------ RECORD LIST ------

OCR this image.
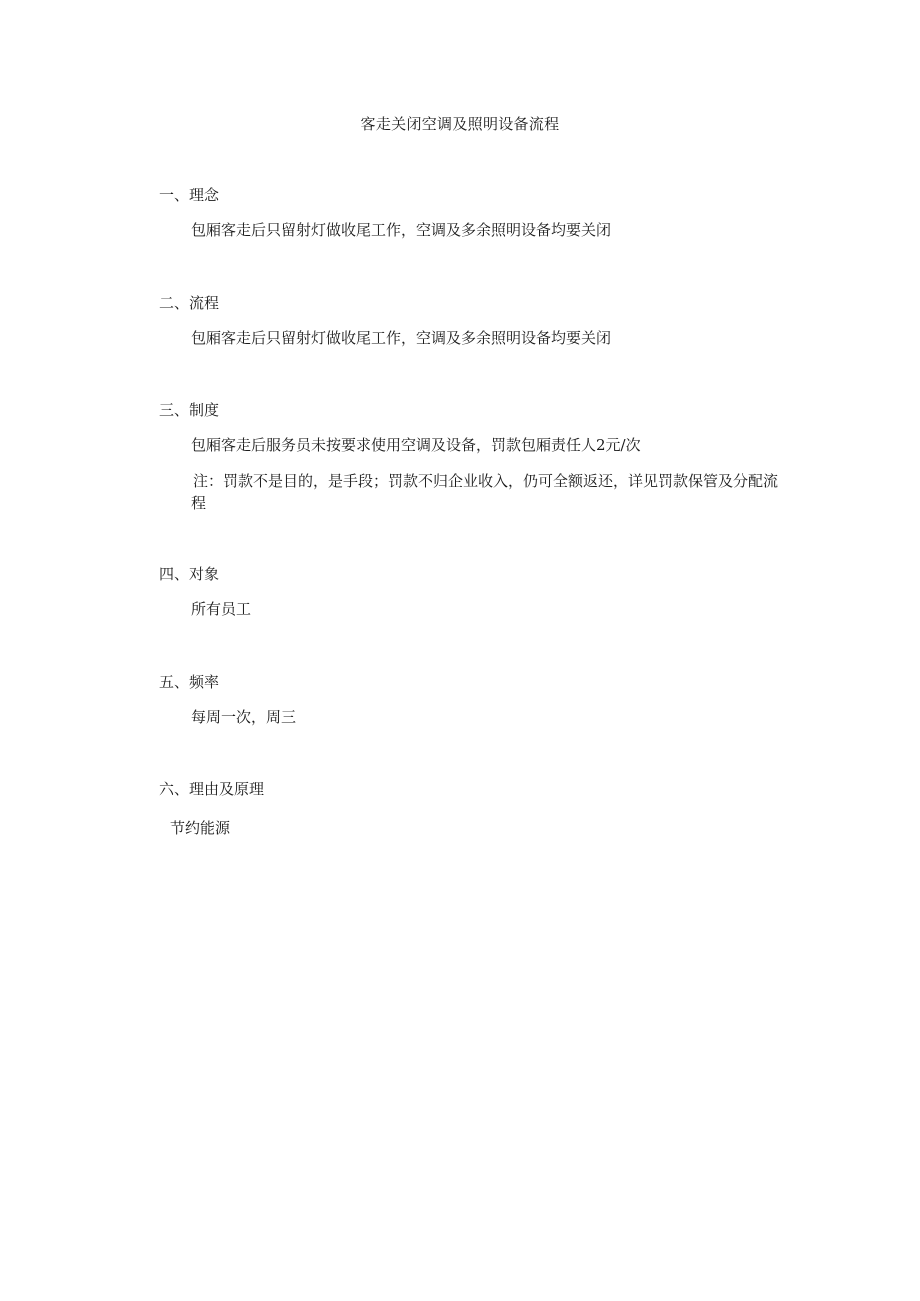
客走关闭空调及照明设备流程
一、理念
包厢客走后只留射灯做收尾工作，空调及多余照明设备均要关闭
二、流程
包厢客走后只留射灯做收尾工作，空调及多余照明设备均要关闭
三、制度
包厢客走后服务员未按要求使用空调及设备，罚款包厢责任人2元/次
注：罚款不是目的，是手段；罚款不归企业收入，仍可全额返还，详见罚款保管及分配流程
四、对象
所有员工
五、频率
每周一次，周三
六、理由及原理
节约能源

------

WHAT IS NEEDED.
Extract the entries in full, exactly as they are, minus the pictures.

THE RESPONSE.
OCR this image.
客走关闭空调及照明设备流程
一、理念
包厢客走后只留射灯做收尾工作，空调及多余照明设备均要关闭
二、流程
包厢客走后只留射灯做收尾工作，空调及多余照明设备均要关闭
三、制度
包厢客走后服务员未按要求使用空调及设备，罚款包厢责任人2元/次
注：罚款不是目的，是手段；罚款不归企业收入，仍可全额返还，详见罚款保管及分配流程
四、对象
所有员工
五、频率
每周一次，周三
六、理由及原理
节约能源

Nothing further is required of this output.